Work to complete
Look over the lines below. Report each one that includes the string "Unique".

Material for this exercise

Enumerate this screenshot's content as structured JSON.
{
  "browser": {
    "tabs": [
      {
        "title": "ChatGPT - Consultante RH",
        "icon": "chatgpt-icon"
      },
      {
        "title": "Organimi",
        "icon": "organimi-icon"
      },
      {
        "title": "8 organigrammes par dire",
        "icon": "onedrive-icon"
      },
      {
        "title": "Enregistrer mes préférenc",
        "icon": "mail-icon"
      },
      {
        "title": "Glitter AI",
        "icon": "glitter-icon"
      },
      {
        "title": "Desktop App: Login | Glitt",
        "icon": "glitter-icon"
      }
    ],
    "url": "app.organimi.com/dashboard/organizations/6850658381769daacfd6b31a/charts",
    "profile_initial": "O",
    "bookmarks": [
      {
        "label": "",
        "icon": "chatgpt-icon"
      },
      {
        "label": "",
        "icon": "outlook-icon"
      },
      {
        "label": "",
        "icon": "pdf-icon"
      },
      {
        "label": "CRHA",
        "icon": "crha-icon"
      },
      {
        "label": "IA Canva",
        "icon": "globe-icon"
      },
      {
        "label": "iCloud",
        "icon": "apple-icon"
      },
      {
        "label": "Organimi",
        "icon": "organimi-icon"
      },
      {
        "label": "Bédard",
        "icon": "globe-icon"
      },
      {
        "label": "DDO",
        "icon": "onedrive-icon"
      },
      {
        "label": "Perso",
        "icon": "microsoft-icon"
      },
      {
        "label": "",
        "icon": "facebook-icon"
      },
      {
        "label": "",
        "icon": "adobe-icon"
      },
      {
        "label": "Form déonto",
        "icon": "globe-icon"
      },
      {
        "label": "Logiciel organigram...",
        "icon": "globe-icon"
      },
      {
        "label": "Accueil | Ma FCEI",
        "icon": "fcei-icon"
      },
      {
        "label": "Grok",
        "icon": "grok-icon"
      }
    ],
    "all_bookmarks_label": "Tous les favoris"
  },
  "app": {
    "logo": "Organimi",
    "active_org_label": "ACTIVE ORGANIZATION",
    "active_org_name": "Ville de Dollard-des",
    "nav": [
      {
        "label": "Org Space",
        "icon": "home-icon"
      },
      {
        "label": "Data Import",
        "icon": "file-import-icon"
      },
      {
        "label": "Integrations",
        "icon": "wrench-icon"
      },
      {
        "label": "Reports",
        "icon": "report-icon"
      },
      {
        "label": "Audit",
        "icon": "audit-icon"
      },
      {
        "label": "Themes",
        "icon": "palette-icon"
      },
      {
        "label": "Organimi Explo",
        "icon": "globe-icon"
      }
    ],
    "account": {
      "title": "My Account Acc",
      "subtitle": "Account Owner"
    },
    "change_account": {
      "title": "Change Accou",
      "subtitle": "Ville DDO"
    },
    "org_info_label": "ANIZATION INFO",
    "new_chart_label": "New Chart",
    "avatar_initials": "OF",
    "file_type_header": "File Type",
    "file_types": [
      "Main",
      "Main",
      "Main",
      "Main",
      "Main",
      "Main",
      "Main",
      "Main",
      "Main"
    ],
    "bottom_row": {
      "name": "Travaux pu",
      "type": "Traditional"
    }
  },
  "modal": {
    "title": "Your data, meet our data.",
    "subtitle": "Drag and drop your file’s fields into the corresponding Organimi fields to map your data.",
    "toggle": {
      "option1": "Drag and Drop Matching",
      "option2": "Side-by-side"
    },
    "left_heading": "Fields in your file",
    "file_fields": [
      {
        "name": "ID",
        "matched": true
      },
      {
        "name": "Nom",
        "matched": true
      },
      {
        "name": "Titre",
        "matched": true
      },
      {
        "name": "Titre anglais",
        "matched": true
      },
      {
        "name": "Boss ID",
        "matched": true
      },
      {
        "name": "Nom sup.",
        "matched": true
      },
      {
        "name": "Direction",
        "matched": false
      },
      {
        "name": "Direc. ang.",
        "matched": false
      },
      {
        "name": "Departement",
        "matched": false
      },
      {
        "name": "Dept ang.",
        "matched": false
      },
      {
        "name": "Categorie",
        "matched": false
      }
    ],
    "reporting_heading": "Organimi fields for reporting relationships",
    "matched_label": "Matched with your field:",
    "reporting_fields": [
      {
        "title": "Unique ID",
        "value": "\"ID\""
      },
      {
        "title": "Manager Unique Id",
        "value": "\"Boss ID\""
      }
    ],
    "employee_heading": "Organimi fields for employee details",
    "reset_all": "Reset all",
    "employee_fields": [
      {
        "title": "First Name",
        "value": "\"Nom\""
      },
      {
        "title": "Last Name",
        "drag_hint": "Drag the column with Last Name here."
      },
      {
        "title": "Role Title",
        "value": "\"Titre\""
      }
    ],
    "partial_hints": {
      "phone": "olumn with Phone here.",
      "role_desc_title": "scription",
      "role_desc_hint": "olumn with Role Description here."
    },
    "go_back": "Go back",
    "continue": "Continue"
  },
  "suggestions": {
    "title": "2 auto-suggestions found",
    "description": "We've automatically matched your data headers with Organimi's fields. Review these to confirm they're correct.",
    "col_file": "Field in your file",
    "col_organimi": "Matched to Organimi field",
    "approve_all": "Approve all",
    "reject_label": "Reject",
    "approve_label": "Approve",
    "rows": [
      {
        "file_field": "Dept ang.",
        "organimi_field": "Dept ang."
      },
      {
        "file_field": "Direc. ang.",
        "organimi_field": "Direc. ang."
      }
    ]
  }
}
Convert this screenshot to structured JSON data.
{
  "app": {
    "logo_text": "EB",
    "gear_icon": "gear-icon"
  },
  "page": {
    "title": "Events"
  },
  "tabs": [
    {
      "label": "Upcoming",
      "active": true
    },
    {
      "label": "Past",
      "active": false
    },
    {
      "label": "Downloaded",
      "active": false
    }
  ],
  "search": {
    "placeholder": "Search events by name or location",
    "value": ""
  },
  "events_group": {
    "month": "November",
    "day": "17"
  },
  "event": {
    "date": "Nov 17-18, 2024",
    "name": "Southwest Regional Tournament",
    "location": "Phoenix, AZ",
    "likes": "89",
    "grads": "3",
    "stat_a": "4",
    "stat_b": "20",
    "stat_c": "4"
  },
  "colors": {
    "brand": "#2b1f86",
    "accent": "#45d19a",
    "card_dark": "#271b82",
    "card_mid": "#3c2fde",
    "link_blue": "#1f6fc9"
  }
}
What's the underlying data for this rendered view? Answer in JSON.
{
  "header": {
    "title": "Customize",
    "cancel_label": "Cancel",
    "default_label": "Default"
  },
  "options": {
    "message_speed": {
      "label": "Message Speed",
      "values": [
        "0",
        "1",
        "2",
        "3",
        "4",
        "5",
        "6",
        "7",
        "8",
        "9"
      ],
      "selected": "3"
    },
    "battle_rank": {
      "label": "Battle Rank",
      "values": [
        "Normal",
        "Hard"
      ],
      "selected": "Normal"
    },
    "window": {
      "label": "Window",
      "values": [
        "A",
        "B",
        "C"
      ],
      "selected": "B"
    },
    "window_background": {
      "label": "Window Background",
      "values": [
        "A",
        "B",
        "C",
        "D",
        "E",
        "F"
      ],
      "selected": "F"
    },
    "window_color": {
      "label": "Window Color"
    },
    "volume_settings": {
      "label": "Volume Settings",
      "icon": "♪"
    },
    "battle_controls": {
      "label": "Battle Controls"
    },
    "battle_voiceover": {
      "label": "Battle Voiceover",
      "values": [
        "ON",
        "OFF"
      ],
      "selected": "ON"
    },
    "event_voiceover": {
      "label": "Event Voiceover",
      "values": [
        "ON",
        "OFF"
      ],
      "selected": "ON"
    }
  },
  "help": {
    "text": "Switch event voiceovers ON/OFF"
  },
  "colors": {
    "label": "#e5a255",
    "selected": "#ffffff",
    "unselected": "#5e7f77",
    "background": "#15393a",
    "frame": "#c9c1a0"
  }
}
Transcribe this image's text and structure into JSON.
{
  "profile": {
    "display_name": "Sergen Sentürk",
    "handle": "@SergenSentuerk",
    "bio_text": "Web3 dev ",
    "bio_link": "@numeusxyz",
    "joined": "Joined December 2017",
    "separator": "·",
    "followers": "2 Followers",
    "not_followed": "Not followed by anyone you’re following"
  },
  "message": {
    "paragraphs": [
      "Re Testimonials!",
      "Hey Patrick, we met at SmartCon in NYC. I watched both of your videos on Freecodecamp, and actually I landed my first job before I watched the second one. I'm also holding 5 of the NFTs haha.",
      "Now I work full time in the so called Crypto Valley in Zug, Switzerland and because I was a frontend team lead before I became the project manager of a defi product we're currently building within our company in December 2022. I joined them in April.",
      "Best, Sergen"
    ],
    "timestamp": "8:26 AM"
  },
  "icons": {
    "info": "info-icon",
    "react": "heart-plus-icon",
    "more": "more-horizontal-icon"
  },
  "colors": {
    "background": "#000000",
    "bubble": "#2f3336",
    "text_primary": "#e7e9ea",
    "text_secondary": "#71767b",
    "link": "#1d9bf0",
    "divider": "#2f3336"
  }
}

The answer
        "title": "Unique ID",
        "title": "Manager Unique Id",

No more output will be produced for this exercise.